____ RECORDS SHOWN

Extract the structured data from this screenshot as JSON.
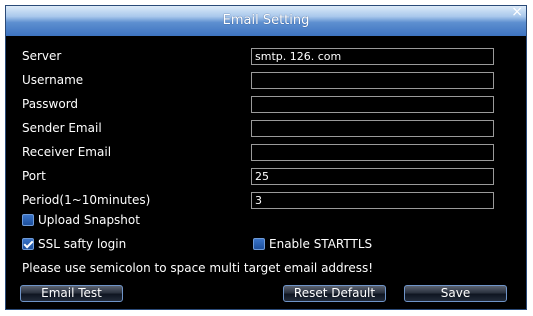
{
  "dialog": {
    "title": "Email Setting",
    "close_glyph": "×"
  },
  "fields": {
    "server": {
      "label": "Server",
      "value": "smtp. 126. com"
    },
    "username": {
      "label": "Username",
      "value": ""
    },
    "password": {
      "label": "Password",
      "value": ""
    },
    "sender_email": {
      "label": "Sender Email",
      "value": ""
    },
    "receiver_email": {
      "label": "Receiver Email",
      "value": ""
    },
    "port": {
      "label": "Port",
      "value": "25"
    },
    "period": {
      "label": "Period(1~10minutes)",
      "value": "3"
    }
  },
  "options": {
    "upload_snapshot": {
      "label": "Upload Snapshot",
      "checked": false
    },
    "ssl_login": {
      "label": "SSL safty login",
      "checked": true
    },
    "enable_starttls": {
      "label": "Enable STARTTLS",
      "checked": false
    }
  },
  "note": "Please use semicolon to space multi target email address!",
  "buttons": {
    "email_test": "Email Test",
    "reset_default": "Reset Default",
    "save": "Save"
  },
  "colors": {
    "title_bar": "#3d73c0",
    "background": "#000000",
    "checkbox": "#2a63b8",
    "text": "#ffffff"
  },
  "icons": {
    "close": "close-icon",
    "checkbox_checked": "checkmark-icon"
  }
}
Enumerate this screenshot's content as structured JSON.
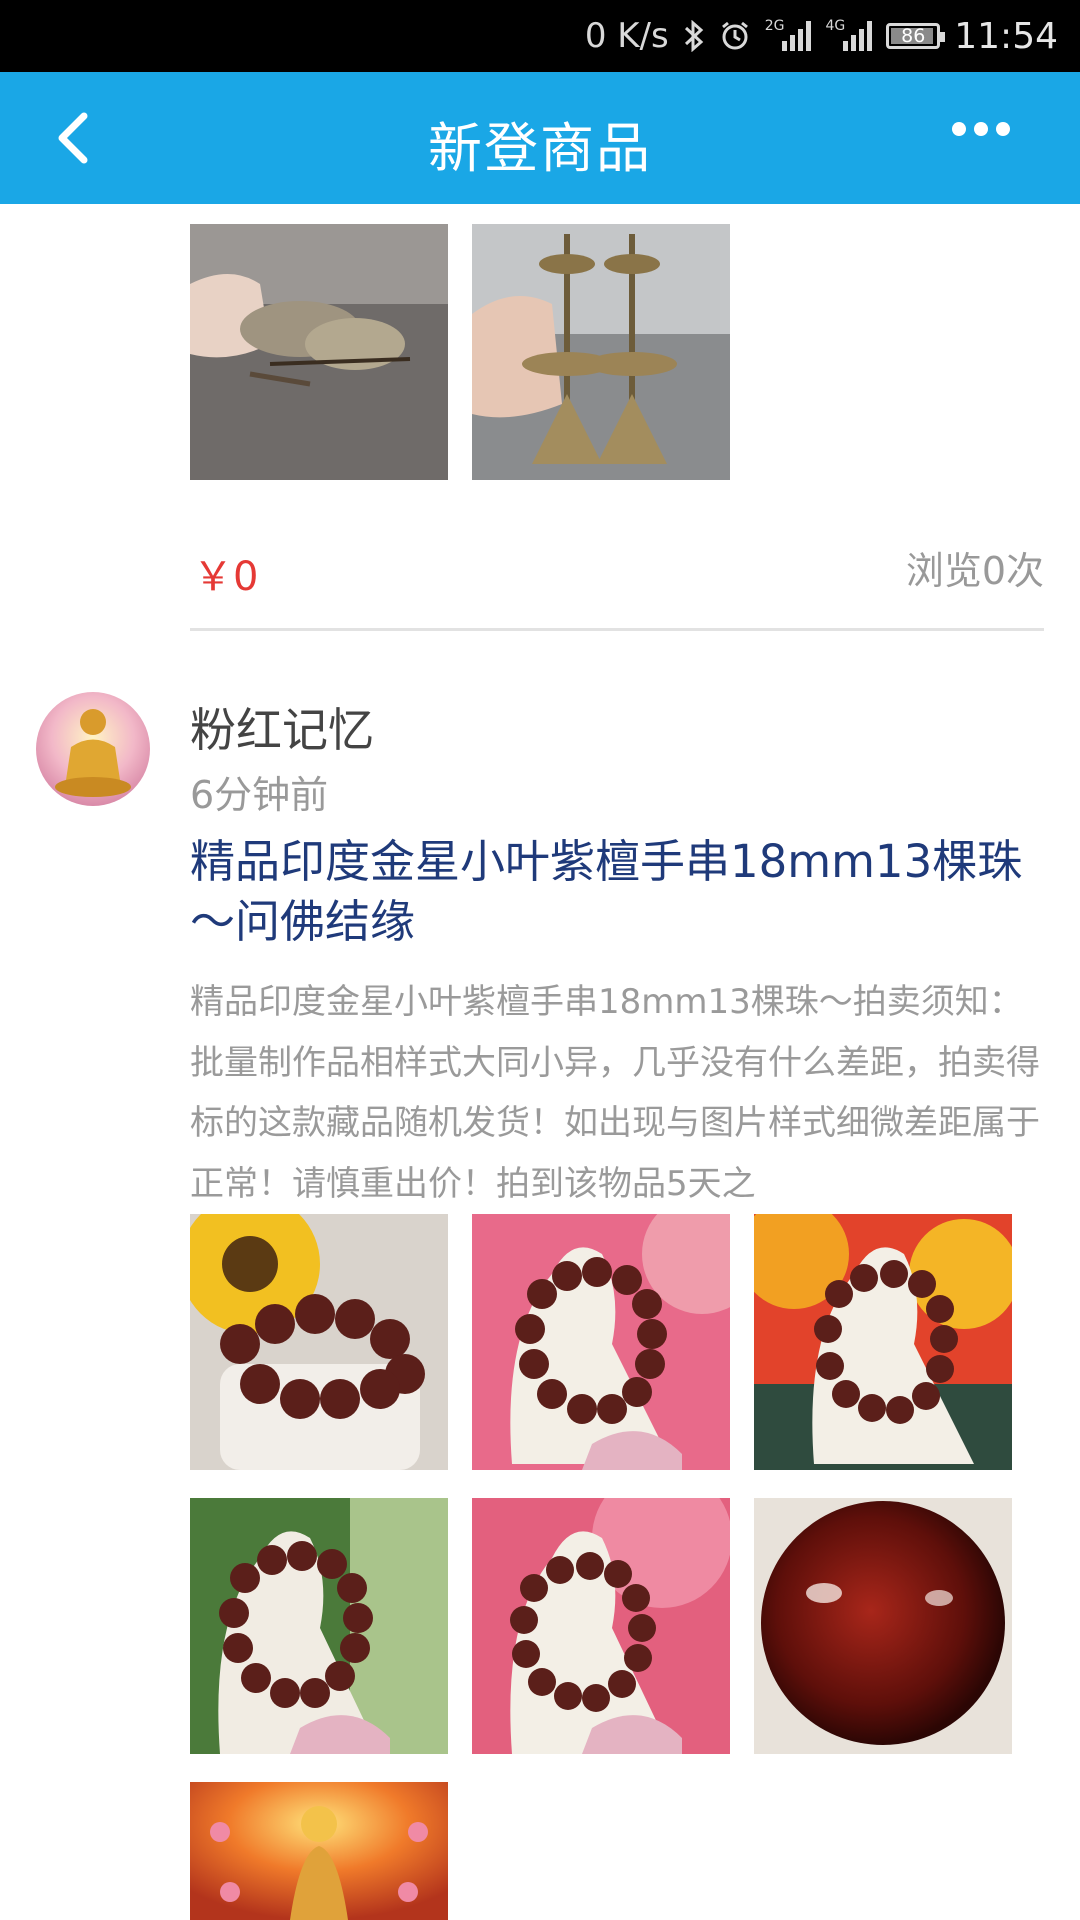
{
  "status_bar": {
    "speed": "0 K/s",
    "net1": "2G",
    "net2": "4G",
    "battery": "86",
    "time": "11:54"
  },
  "app_bar": {
    "title": "新登商品"
  },
  "prev_item": {
    "price": "￥0",
    "views": "浏览0次"
  },
  "item": {
    "username": "粉红记忆",
    "time_ago": "6分钟前",
    "title": "精品印度金星小叶紫檀手串18mm13棵珠～问佛结缘",
    "description": "精品印度金星小叶紫檀手串18mm13棵珠～拍卖须知：批量制作品相样式大同小异，几乎没有什么差距，拍卖得标的这款藏品随机发货！如出现与图片样式细微差距属于正常！请慎重出价！拍到该物品5天之"
  },
  "colors": {
    "accent": "#1aa7e6",
    "price": "#e53935",
    "title": "#1f3a7a"
  }
}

________

WRITTEN REQUEST: Write out each line again precisely as it appears, skipping every picture.

EXERCISE ANSWER:
Extract the structured data from this screenshot as JSON.
{
  "dialog": {
    "title": "Email Setting",
    "close_glyph": "×"
  },
  "fields": {
    "server": {
      "label": "Server",
      "value": "smtp. 126. com"
    },
    "username": {
      "label": "Username",
      "value": ""
    },
    "password": {
      "label": "Password",
      "value": ""
    },
    "sender_email": {
      "label": "Sender Email",
      "value": ""
    },
    "receiver_email": {
      "label": "Receiver Email",
      "value": ""
    },
    "port": {
      "label": "Port",
      "value": "25"
    },
    "period": {
      "label": "Period(1~10minutes)",
      "value": "3"
    }
  },
  "options": {
    "upload_snapshot": {
      "label": "Upload Snapshot",
      "checked": false
    },
    "ssl_login": {
      "label": "SSL safty login",
      "checked": true
    },
    "enable_starttls": {
      "label": "Enable STARTTLS",
      "checked": false
    }
  },
  "note": "Please use semicolon to space multi target email address!",
  "buttons": {
    "email_test": "Email Test",
    "reset_default": "Reset Default",
    "save": "Save"
  },
  "colors": {
    "title_bar": "#3d73c0",
    "background": "#000000",
    "checkbox": "#2a63b8",
    "text": "#ffffff"
  },
  "icons": {
    "close": "close-icon",
    "checkbox_checked": "checkmark-icon"
  }
}
Enumerate this screenshot's content as structured JSON.
{
  "status_bar": {
    "speed": "0 K/s",
    "net1": "2G",
    "net2": "4G",
    "battery": "86",
    "time": "11:54"
  },
  "app_bar": {
    "title": "新登商品"
  },
  "prev_item": {
    "price": "￥0",
    "views": "浏览0次"
  },
  "item": {
    "username": "粉红记忆",
    "time_ago": "6分钟前",
    "title": "精品印度金星小叶紫檀手串18mm13棵珠～问佛结缘",
    "description": "精品印度金星小叶紫檀手串18mm13棵珠～拍卖须知：批量制作品相样式大同小异，几乎没有什么差距，拍卖得标的这款藏品随机发货！如出现与图片样式细微差距属于正常！请慎重出价！拍到该物品5天之"
  },
  "colors": {
    "accent": "#1aa7e6",
    "price": "#e53935",
    "title": "#1f3a7a"
  }
}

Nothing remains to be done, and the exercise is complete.